- [Exercise instructions] Everything in the listing must be transcribed exactly, from the first line to the last.

+++ Records shown

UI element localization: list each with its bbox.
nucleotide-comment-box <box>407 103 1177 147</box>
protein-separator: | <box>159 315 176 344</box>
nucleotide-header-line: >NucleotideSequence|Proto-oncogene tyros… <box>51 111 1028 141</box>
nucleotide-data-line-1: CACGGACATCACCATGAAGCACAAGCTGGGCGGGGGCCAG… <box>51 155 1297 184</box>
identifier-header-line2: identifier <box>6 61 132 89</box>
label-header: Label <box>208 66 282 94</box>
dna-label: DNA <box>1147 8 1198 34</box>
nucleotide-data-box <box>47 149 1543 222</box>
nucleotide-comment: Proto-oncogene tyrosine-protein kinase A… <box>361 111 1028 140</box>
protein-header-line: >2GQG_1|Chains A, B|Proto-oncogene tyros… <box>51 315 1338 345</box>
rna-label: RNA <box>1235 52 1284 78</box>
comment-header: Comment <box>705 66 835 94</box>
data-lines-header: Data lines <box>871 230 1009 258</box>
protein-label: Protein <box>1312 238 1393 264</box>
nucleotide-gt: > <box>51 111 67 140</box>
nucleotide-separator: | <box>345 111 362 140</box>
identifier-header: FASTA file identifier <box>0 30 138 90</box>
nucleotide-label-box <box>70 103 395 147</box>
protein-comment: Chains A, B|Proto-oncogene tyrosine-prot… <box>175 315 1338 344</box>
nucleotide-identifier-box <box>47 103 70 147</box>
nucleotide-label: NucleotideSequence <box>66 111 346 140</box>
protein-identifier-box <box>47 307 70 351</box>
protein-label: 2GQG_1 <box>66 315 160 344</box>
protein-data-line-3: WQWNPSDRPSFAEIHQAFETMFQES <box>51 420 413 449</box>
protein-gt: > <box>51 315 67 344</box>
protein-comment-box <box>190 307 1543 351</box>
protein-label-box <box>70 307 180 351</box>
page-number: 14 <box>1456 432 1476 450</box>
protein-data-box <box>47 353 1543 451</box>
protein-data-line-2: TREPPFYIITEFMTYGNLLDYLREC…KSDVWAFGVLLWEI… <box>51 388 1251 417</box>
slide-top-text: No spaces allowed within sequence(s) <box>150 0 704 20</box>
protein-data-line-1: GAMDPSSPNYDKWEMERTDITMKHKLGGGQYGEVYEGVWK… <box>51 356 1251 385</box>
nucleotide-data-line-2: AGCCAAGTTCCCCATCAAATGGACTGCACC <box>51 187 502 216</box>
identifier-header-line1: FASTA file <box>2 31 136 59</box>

++++++

- [Response box]
UI element localization: list each with its bbox.
nucleotide-comment-box <box>407 103 1177 147</box>
protein-separator: | <box>159 315 176 344</box>
nucleotide-header-line: >NucleotideSequence|Proto-oncogene tyros… <box>51 111 1028 141</box>
nucleotide-data-line-1: CACGGACATCACCATGAAGCACAAGCTGGGCGGGGGCCAG… <box>51 155 1297 184</box>
identifier-header-line2: identifier <box>6 61 132 89</box>
label-header: Label <box>208 66 282 94</box>
dna-label: DNA <box>1147 8 1198 34</box>
nucleotide-data-box <box>47 149 1543 222</box>
nucleotide-comment: Proto-oncogene tyrosine-protein kinase A… <box>361 111 1028 140</box>
protein-header-line: >2GQG_1|Chains A, B|Proto-oncogene tyros… <box>51 315 1338 345</box>
rna-label: RNA <box>1235 52 1284 78</box>
comment-header: Comment <box>705 66 835 94</box>
data-lines-header: Data lines <box>871 230 1009 258</box>
protein-label: Protein <box>1312 238 1393 264</box>
nucleotide-gt: > <box>51 111 67 140</box>
nucleotide-separator: | <box>345 111 362 140</box>
identifier-header: FASTA file identifier <box>0 30 138 90</box>
nucleotide-label-box <box>70 103 395 147</box>
protein-comment: Chains A, B|Proto-oncogene tyrosine-prot… <box>175 315 1338 344</box>
nucleotide-identifier-box <box>47 103 70 147</box>
nucleotide-label: NucleotideSequence <box>66 111 346 140</box>
protein-identifier-box <box>47 307 70 351</box>
protein-label: 2GQG_1 <box>66 315 160 344</box>
protein-data-line-3: WQWNPSDRPSFAEIHQAFETMFQES <box>51 420 413 449</box>
protein-gt: > <box>51 315 67 344</box>
protein-comment-box <box>190 307 1543 351</box>
protein-label-box <box>70 307 180 351</box>
page-number: 14 <box>1456 432 1476 450</box>
protein-data-box <box>47 353 1543 451</box>
protein-data-line-2: TREPPFYIITEFMTYGNLLDYLREC…KSDVWAFGVLLWEI… <box>51 388 1251 417</box>
slide-top-text: No spaces allowed within sequence(s) <box>150 0 704 20</box>
protein-data-line-1: GAMDPSSPNYDKWEMERTDITMKHKLGGGQYGEVYEGVWK… <box>51 356 1251 385</box>
nucleotide-data-line-2: AGCCAAGTTCCCCATCAAATGGACTGCACC <box>51 187 502 216</box>
identifier-header-line1: FASTA file <box>2 31 136 59</box>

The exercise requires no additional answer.